• Instruction
Each record is to be printed again precisely as it reads.

>> Begin Supplied material

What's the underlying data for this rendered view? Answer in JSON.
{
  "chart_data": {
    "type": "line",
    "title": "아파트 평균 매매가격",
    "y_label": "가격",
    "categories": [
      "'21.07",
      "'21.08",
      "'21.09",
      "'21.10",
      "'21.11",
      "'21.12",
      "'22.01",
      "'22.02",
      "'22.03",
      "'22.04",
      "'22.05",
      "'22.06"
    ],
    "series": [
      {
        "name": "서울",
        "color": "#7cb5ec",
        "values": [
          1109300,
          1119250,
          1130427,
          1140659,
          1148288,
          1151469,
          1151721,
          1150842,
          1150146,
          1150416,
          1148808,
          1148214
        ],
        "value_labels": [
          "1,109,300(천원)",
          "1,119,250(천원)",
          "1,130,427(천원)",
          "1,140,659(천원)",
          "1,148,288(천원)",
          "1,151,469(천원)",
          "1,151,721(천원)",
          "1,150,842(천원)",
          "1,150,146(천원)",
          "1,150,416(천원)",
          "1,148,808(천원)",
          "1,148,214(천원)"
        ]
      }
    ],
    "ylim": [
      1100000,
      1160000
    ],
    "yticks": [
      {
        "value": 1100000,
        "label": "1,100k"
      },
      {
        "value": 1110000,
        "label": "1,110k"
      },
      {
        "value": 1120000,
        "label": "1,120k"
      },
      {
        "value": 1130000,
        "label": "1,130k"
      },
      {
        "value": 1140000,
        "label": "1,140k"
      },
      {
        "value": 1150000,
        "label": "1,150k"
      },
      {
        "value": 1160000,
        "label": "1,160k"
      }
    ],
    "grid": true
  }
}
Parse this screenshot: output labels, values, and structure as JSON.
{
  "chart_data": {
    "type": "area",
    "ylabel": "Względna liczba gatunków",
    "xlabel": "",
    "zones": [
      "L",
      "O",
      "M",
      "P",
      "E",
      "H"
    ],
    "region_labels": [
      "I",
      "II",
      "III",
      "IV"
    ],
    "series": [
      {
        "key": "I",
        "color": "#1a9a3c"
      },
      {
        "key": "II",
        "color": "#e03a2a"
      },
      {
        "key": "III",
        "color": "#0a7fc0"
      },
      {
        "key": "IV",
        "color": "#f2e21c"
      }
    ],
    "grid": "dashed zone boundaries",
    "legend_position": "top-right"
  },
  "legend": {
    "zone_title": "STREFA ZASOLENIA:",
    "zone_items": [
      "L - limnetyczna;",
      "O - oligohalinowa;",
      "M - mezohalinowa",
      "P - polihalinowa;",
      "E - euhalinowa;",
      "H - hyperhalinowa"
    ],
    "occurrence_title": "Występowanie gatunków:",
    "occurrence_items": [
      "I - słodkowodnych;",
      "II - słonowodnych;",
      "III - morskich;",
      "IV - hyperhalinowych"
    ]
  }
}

>> End Supplied material

• Full solution
What's the underlying data for this rendered view? Answer in JSON.
{
  "chart_data": {
    "type": "line",
    "title": "아파트 평균 매매가격",
    "y_label": "가격",
    "categories": [
      "'21.07",
      "'21.08",
      "'21.09",
      "'21.10",
      "'21.11",
      "'21.12",
      "'22.01",
      "'22.02",
      "'22.03",
      "'22.04",
      "'22.05",
      "'22.06"
    ],
    "series": [
      {
        "name": "서울",
        "color": "#7cb5ec",
        "values": [
          1109300,
          1119250,
          1130427,
          1140659,
          1148288,
          1151469,
          1151721,
          1150842,
          1150146,
          1150416,
          1148808,
          1148214
        ],
        "value_labels": [
          "1,109,300(천원)",
          "1,119,250(천원)",
          "1,130,427(천원)",
          "1,140,659(천원)",
          "1,148,288(천원)",
          "1,151,469(천원)",
          "1,151,721(천원)",
          "1,150,842(천원)",
          "1,150,146(천원)",
          "1,150,416(천원)",
          "1,148,808(천원)",
          "1,148,214(천원)"
        ]
      }
    ],
    "ylim": [
      1100000,
      1160000
    ],
    "yticks": [
      {
        "value": 1100000,
        "label": "1,100k"
      },
      {
        "value": 1110000,
        "label": "1,110k"
      },
      {
        "value": 1120000,
        "label": "1,120k"
      },
      {
        "value": 1130000,
        "label": "1,130k"
      },
      {
        "value": 1140000,
        "label": "1,140k"
      },
      {
        "value": 1150000,
        "label": "1,150k"
      },
      {
        "value": 1160000,
        "label": "1,160k"
      }
    ],
    "grid": true
  }
}
Parse this screenshot: output labels, values, and structure as JSON.
{
  "chart_data": {
    "type": "area",
    "ylabel": "Względna liczba gatunków",
    "xlabel": "",
    "zones": [
      "L",
      "O",
      "M",
      "P",
      "E",
      "H"
    ],
    "region_labels": [
      "I",
      "II",
      "III",
      "IV"
    ],
    "series": [
      {
        "key": "I",
        "color": "#1a9a3c"
      },
      {
        "key": "II",
        "color": "#e03a2a"
      },
      {
        "key": "III",
        "color": "#0a7fc0"
      },
      {
        "key": "IV",
        "color": "#f2e21c"
      }
    ],
    "grid": "dashed zone boundaries",
    "legend_position": "top-right"
  },
  "legend": {
    "zone_title": "STREFA ZASOLENIA:",
    "zone_items": [
      "L - limnetyczna;",
      "O - oligohalinowa;",
      "M - mezohalinowa",
      "P - polihalinowa;",
      "E - euhalinowa;",
      "H - hyperhalinowa"
    ],
    "occurrence_title": "Występowanie gatunków:",
    "occurrence_items": [
      "I - słodkowodnych;",
      "II - słonowodnych;",
      "III - morskich;",
      "IV - hyperhalinowych"
    ]
  }
}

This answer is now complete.